** START OF Supplied material **

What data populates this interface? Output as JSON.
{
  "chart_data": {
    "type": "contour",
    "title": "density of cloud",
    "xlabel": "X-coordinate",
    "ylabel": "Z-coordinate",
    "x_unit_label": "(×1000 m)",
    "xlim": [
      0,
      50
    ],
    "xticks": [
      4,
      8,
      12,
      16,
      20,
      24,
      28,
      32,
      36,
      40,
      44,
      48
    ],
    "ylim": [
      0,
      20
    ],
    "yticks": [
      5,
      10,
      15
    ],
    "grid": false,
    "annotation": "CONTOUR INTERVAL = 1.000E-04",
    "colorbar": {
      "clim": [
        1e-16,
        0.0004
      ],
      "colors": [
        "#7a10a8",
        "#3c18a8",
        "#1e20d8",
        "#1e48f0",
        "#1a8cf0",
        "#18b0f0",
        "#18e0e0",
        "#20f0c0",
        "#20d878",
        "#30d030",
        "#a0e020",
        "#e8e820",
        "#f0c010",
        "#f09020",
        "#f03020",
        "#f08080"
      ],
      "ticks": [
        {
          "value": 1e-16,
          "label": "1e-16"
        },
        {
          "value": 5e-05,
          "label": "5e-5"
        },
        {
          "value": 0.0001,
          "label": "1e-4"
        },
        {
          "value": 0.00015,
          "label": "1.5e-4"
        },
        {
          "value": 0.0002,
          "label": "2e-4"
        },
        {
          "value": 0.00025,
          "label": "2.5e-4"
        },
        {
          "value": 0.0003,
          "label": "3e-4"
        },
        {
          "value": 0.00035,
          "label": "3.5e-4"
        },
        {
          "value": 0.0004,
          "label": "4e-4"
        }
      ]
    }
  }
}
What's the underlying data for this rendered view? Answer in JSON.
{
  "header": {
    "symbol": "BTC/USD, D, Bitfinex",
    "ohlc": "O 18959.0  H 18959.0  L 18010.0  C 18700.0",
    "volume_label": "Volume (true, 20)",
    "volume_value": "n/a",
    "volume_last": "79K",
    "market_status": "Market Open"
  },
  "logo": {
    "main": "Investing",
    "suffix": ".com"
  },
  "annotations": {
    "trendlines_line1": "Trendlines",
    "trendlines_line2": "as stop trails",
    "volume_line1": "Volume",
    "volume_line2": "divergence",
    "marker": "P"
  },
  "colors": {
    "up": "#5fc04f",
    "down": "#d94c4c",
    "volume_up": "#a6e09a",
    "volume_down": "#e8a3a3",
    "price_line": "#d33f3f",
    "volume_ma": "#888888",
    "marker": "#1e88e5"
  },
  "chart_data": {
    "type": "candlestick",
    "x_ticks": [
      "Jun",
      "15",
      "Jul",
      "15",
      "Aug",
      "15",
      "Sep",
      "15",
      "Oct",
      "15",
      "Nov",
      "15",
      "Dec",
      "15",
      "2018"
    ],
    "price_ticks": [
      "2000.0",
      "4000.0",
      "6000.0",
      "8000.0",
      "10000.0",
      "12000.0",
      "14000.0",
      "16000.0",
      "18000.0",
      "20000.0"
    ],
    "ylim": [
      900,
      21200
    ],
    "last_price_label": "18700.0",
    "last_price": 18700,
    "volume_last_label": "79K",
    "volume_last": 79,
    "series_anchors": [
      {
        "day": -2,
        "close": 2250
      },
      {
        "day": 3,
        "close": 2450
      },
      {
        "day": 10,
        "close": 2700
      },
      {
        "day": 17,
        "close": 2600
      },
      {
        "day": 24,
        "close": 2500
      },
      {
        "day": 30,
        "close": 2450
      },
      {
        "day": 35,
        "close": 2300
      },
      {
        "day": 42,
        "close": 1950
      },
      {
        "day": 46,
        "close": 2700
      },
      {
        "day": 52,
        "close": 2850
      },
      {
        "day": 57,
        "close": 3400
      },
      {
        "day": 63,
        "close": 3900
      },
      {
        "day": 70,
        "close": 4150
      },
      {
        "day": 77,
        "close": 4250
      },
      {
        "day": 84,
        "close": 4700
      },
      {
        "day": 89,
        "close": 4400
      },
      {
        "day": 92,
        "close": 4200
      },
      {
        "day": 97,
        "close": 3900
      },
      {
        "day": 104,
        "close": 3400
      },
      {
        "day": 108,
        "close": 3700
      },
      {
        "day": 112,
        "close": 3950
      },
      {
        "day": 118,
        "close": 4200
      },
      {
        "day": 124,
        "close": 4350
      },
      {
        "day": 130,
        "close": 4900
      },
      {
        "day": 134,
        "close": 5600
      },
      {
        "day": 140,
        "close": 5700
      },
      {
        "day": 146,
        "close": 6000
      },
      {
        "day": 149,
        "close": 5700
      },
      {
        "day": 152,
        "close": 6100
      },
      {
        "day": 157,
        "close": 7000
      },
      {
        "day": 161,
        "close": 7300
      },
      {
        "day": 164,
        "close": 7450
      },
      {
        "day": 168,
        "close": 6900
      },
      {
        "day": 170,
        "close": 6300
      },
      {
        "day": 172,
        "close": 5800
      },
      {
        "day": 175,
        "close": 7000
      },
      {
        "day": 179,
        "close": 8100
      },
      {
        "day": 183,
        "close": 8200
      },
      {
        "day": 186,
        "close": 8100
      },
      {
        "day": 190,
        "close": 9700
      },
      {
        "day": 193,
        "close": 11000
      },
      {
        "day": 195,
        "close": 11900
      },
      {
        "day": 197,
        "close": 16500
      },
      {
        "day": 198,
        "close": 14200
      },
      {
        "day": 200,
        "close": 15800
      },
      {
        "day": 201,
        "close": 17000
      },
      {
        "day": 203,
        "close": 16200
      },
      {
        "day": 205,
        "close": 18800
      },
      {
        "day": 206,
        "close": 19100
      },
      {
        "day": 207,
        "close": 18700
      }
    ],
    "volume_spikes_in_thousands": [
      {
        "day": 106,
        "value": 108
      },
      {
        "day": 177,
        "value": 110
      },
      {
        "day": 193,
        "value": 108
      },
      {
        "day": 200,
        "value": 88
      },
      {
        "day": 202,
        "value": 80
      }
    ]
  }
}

** END OF Supplied material **

Goal of the exercise ▸ Write out the complete set of records exactly as given.

Worked solution ▸
What data populates this interface? Output as JSON.
{
  "chart_data": {
    "type": "contour",
    "title": "density of cloud",
    "xlabel": "X-coordinate",
    "ylabel": "Z-coordinate",
    "x_unit_label": "(×1000 m)",
    "xlim": [
      0,
      50
    ],
    "xticks": [
      4,
      8,
      12,
      16,
      20,
      24,
      28,
      32,
      36,
      40,
      44,
      48
    ],
    "ylim": [
      0,
      20
    ],
    "yticks": [
      5,
      10,
      15
    ],
    "grid": false,
    "annotation": "CONTOUR INTERVAL = 1.000E-04",
    "colorbar": {
      "clim": [
        1e-16,
        0.0004
      ],
      "colors": [
        "#7a10a8",
        "#3c18a8",
        "#1e20d8",
        "#1e48f0",
        "#1a8cf0",
        "#18b0f0",
        "#18e0e0",
        "#20f0c0",
        "#20d878",
        "#30d030",
        "#a0e020",
        "#e8e820",
        "#f0c010",
        "#f09020",
        "#f03020",
        "#f08080"
      ],
      "ticks": [
        {
          "value": 1e-16,
          "label": "1e-16"
        },
        {
          "value": 5e-05,
          "label": "5e-5"
        },
        {
          "value": 0.0001,
          "label": "1e-4"
        },
        {
          "value": 0.00015,
          "label": "1.5e-4"
        },
        {
          "value": 0.0002,
          "label": "2e-4"
        },
        {
          "value": 0.00025,
          "label": "2.5e-4"
        },
        {
          "value": 0.0003,
          "label": "3e-4"
        },
        {
          "value": 0.00035,
          "label": "3.5e-4"
        },
        {
          "value": 0.0004,
          "label": "4e-4"
        }
      ]
    }
  }
}
What's the underlying data for this rendered view? Answer in JSON.
{
  "header": {
    "symbol": "BTC/USD, D, Bitfinex",
    "ohlc": "O 18959.0  H 18959.0  L 18010.0  C 18700.0",
    "volume_label": "Volume (true, 20)",
    "volume_value": "n/a",
    "volume_last": "79K",
    "market_status": "Market Open"
  },
  "logo": {
    "main": "Investing",
    "suffix": ".com"
  },
  "annotations": {
    "trendlines_line1": "Trendlines",
    "trendlines_line2": "as stop trails",
    "volume_line1": "Volume",
    "volume_line2": "divergence",
    "marker": "P"
  },
  "colors": {
    "up": "#5fc04f",
    "down": "#d94c4c",
    "volume_up": "#a6e09a",
    "volume_down": "#e8a3a3",
    "price_line": "#d33f3f",
    "volume_ma": "#888888",
    "marker": "#1e88e5"
  },
  "chart_data": {
    "type": "candlestick",
    "x_ticks": [
      "Jun",
      "15",
      "Jul",
      "15",
      "Aug",
      "15",
      "Sep",
      "15",
      "Oct",
      "15",
      "Nov",
      "15",
      "Dec",
      "15",
      "2018"
    ],
    "price_ticks": [
      "2000.0",
      "4000.0",
      "6000.0",
      "8000.0",
      "10000.0",
      "12000.0",
      "14000.0",
      "16000.0",
      "18000.0",
      "20000.0"
    ],
    "ylim": [
      900,
      21200
    ],
    "last_price_label": "18700.0",
    "last_price": 18700,
    "volume_last_label": "79K",
    "volume_last": 79,
    "series_anchors": [
      {
        "day": -2,
        "close": 2250
      },
      {
        "day": 3,
        "close": 2450
      },
      {
        "day": 10,
        "close": 2700
      },
      {
        "day": 17,
        "close": 2600
      },
      {
        "day": 24,
        "close": 2500
      },
      {
        "day": 30,
        "close": 2450
      },
      {
        "day": 35,
        "close": 2300
      },
      {
        "day": 42,
        "close": 1950
      },
      {
        "day": 46,
        "close": 2700
      },
      {
        "day": 52,
        "close": 2850
      },
      {
        "day": 57,
        "close": 3400
      },
      {
        "day": 63,
        "close": 3900
      },
      {
        "day": 70,
        "close": 4150
      },
      {
        "day": 77,
        "close": 4250
      },
      {
        "day": 84,
        "close": 4700
      },
      {
        "day": 89,
        "close": 4400
      },
      {
        "day": 92,
        "close": 4200
      },
      {
        "day": 97,
        "close": 3900
      },
      {
        "day": 104,
        "close": 3400
      },
      {
        "day": 108,
        "close": 3700
      },
      {
        "day": 112,
        "close": 3950
      },
      {
        "day": 118,
        "close": 4200
      },
      {
        "day": 124,
        "close": 4350
      },
      {
        "day": 130,
        "close": 4900
      },
      {
        "day": 134,
        "close": 5600
      },
      {
        "day": 140,
        "close": 5700
      },
      {
        "day": 146,
        "close": 6000
      },
      {
        "day": 149,
        "close": 5700
      },
      {
        "day": 152,
        "close": 6100
      },
      {
        "day": 157,
        "close": 7000
      },
      {
        "day": 161,
        "close": 7300
      },
      {
        "day": 164,
        "close": 7450
      },
      {
        "day": 168,
        "close": 6900
      },
      {
        "day": 170,
        "close": 6300
      },
      {
        "day": 172,
        "close": 5800
      },
      {
        "day": 175,
        "close": 7000
      },
      {
        "day": 179,
        "close": 8100
      },
      {
        "day": 183,
        "close": 8200
      },
      {
        "day": 186,
        "close": 8100
      },
      {
        "day": 190,
        "close": 9700
      },
      {
        "day": 193,
        "close": 11000
      },
      {
        "day": 195,
        "close": 11900
      },
      {
        "day": 197,
        "close": 16500
      },
      {
        "day": 198,
        "close": 14200
      },
      {
        "day": 200,
        "close": 15800
      },
      {
        "day": 201,
        "close": 17000
      },
      {
        "day": 203,
        "close": 16200
      },
      {
        "day": 205,
        "close": 18800
      },
      {
        "day": 206,
        "close": 19100
      },
      {
        "day": 207,
        "close": 18700
      }
    ],
    "volume_spikes_in_thousands": [
      {
        "day": 106,
        "value": 108
      },
      {
        "day": 177,
        "value": 110
      },
      {
        "day": 193,
        "value": 108
      },
      {
        "day": 200,
        "value": 88
      },
      {
        "day": 202,
        "value": 80
      }
    ]
  }
}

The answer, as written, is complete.